Determine how many lines contain the string "типы", then reply with that figure only.
^^^^^^^^
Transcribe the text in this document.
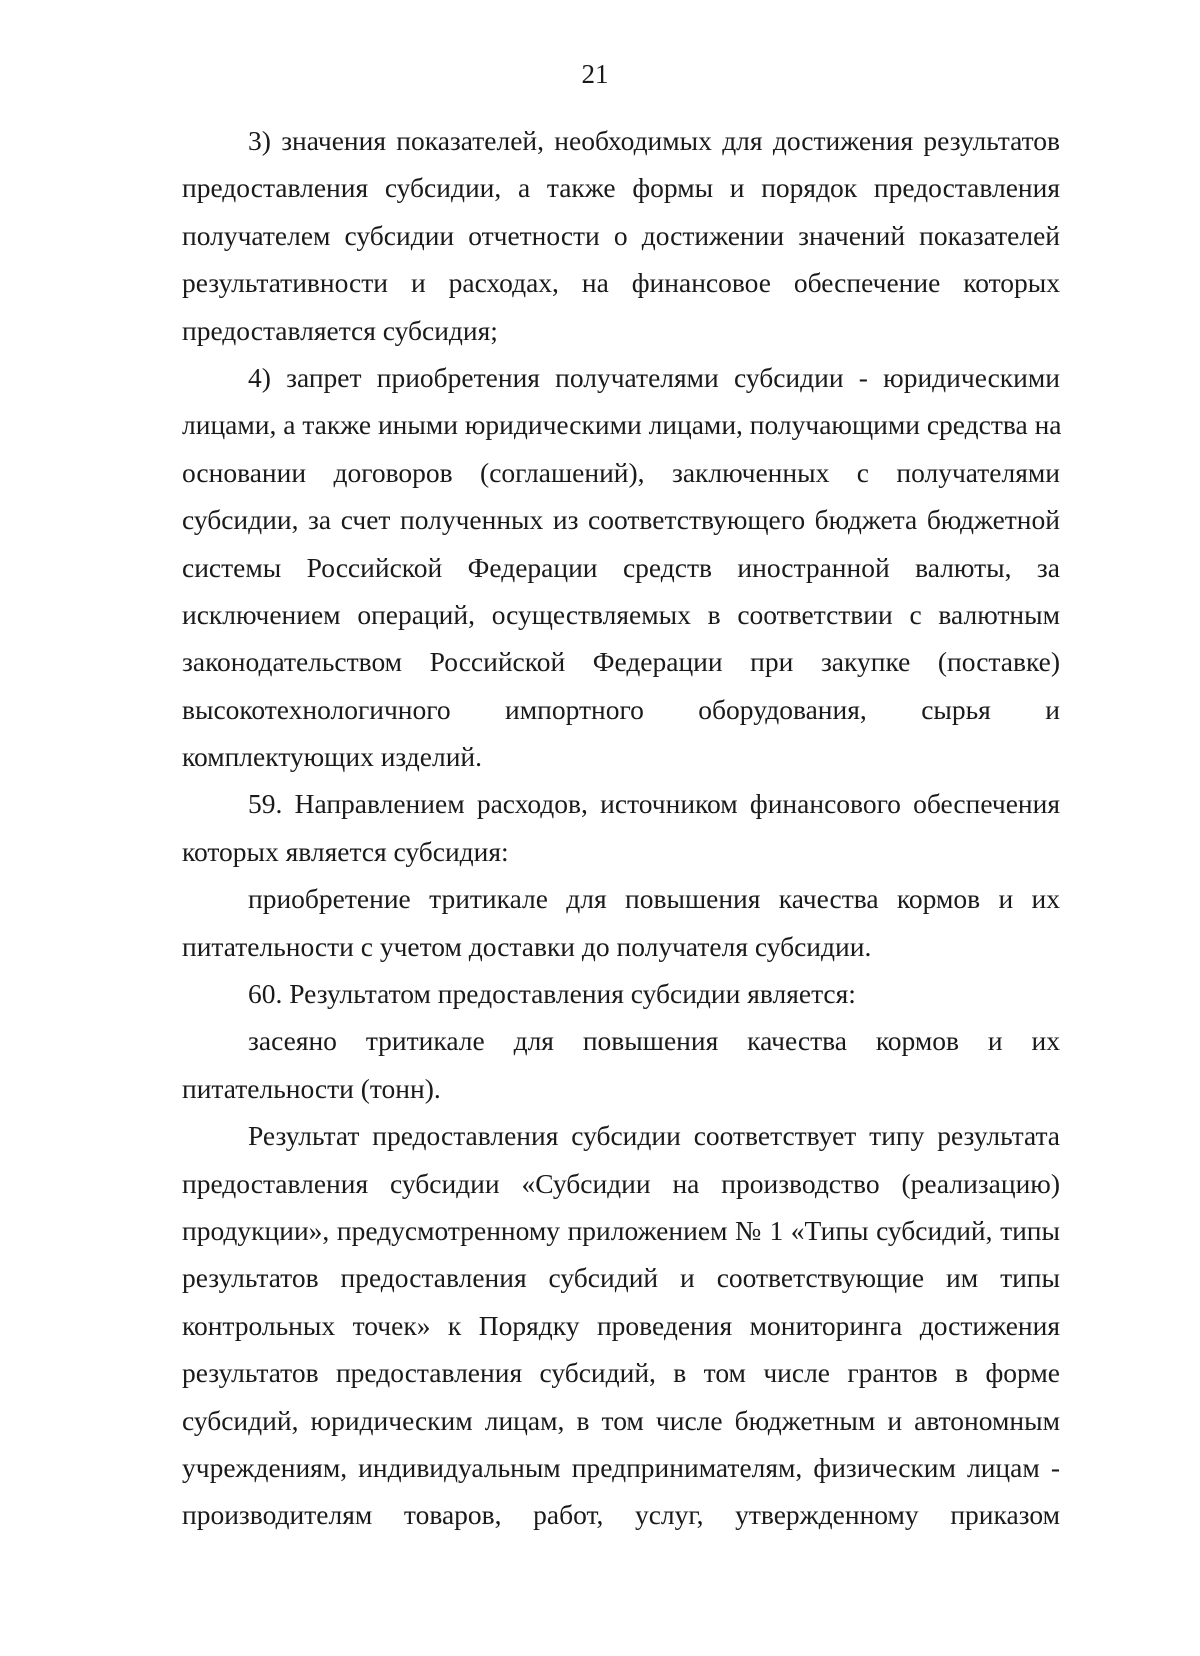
21
3) значения показателей, необходимых для достижения результатов
предоставления субсидии, а также формы и порядок предоставления
получателем субсидии отчетности о достижении значений показателей
результативности и расходах, на финансовое обеспечение которых
предоставляется субсидия;
4) запрет приобретения получателями субсидии - юридическими
лицами, а также иными юридическими лицами, получающими средства на
основании договоров (соглашений), заключенных с получателями
субсидии, за счет полученных из соответствующего бюджета бюджетной
системы Российской Федерации средств иностранной валюты, за
исключением операций, осуществляемых в соответствии с валютным
законодательством Российской Федерации при закупке (поставке)
высокотехнологичного импортного оборудования, сырья и
комплектующих изделий.
59. Направлением расходов, источником финансового обеспечения
которых является субсидия:
приобретение тритикале для повышения качества кормов и их
питательности с учетом доставки до получателя субсидии.
60. Результатом предоставления субсидии является:
засеяно тритикале для повышения качества кормов и их
питательности (тонн).
Результат предоставления субсидии соответствует типу результата
предоставления субсидии «Субсидии на производство (реализацию)
продукции», предусмотренному приложением № 1 «Типы субсидий, типы
результатов предоставления субсидий и соответствующие им типы
контрольных точек» к Порядку проведения мониторинга достижения
результатов предоставления субсидий, в том числе грантов в форме
субсидий, юридическим лицам, в том числе бюджетным и автономным
учреждениям, индивидуальным предпринимателям, физическим лицам -
производителям товаров, работ, услуг, утвержденному приказом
^^^^^^^^
* **WRITTEN REPLY**
2